(Source data)
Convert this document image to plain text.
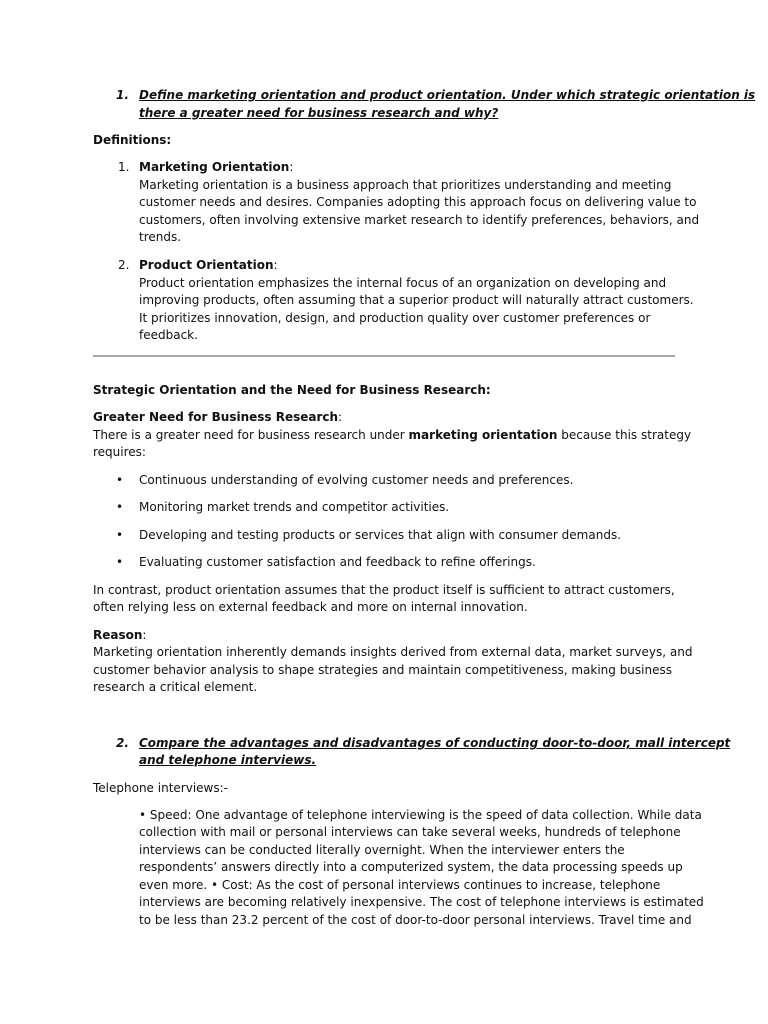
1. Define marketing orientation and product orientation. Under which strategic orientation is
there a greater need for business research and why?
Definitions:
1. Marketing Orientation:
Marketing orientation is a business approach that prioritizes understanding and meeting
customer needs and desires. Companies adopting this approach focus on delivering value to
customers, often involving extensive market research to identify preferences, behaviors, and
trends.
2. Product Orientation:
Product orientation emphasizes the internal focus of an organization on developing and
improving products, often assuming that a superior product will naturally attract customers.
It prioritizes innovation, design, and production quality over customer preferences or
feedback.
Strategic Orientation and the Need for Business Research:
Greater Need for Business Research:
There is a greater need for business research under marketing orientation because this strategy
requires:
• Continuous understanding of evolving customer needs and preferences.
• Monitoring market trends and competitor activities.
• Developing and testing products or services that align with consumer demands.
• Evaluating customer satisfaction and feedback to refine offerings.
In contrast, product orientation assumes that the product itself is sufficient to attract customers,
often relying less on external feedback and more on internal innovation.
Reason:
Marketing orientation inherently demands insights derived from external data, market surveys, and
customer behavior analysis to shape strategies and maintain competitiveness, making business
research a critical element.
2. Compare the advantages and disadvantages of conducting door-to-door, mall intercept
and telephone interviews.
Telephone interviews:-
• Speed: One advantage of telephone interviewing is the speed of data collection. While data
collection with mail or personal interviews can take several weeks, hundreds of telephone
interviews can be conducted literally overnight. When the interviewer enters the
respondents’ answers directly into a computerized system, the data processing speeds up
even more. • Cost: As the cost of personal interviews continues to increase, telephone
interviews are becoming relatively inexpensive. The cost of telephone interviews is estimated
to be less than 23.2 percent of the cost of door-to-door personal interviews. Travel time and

--

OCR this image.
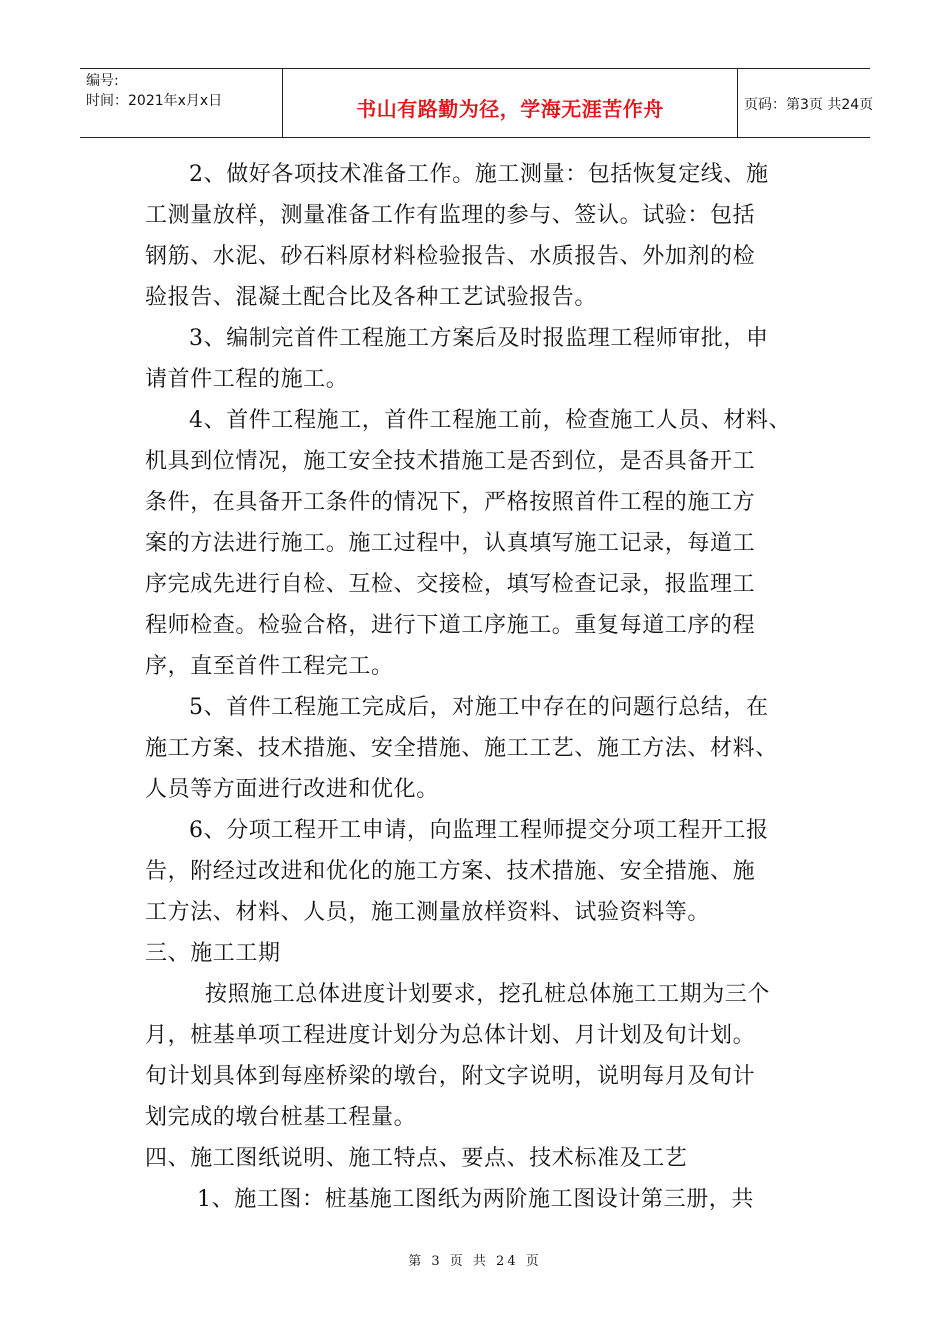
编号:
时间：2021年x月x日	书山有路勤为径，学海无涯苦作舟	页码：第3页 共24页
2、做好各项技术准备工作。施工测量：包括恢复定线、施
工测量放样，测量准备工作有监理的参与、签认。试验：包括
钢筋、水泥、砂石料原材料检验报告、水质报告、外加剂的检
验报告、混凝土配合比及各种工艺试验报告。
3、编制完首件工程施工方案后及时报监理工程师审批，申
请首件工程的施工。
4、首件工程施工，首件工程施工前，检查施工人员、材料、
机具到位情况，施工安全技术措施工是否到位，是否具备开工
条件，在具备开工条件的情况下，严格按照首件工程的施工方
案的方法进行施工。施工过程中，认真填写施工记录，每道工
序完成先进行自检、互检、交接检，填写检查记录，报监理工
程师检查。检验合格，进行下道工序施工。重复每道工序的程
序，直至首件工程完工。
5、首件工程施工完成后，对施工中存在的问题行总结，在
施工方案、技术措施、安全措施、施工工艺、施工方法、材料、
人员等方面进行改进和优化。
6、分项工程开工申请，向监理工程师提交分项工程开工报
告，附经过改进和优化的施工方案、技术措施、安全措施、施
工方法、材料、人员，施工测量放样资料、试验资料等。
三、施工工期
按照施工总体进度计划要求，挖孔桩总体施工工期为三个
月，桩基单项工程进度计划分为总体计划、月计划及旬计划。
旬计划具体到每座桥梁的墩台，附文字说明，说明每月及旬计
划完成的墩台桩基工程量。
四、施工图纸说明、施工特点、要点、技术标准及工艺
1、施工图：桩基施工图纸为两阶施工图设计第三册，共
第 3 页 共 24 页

...

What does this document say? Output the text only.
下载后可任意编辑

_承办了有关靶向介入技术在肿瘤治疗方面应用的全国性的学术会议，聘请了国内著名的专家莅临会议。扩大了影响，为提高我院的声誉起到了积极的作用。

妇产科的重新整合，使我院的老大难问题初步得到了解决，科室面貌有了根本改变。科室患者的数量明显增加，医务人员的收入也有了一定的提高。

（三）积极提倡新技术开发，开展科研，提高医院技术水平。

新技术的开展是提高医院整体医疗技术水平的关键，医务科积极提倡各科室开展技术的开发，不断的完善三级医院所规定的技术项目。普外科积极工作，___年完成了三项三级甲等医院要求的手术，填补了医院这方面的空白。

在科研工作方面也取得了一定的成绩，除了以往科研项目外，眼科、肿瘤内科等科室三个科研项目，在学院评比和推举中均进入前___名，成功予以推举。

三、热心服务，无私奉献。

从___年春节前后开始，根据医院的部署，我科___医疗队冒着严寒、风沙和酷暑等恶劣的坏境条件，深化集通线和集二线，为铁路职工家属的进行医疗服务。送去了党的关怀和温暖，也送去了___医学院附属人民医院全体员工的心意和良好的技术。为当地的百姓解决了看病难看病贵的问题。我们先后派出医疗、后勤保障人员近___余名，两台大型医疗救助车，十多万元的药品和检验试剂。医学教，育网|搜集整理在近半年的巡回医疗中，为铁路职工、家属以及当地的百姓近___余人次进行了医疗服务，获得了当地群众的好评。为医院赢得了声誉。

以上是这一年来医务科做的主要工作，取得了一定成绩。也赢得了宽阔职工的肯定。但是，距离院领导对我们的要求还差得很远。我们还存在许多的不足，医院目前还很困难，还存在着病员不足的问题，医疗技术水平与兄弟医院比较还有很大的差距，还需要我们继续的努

**Brief:** Only lines with the string "prioritizes" belong in your answer; copy each one.

**Result:**
Marketing orientation is a business approach that prioritizes understanding and meeting
It prioritizes innovation, design, and production quality over customer preferences or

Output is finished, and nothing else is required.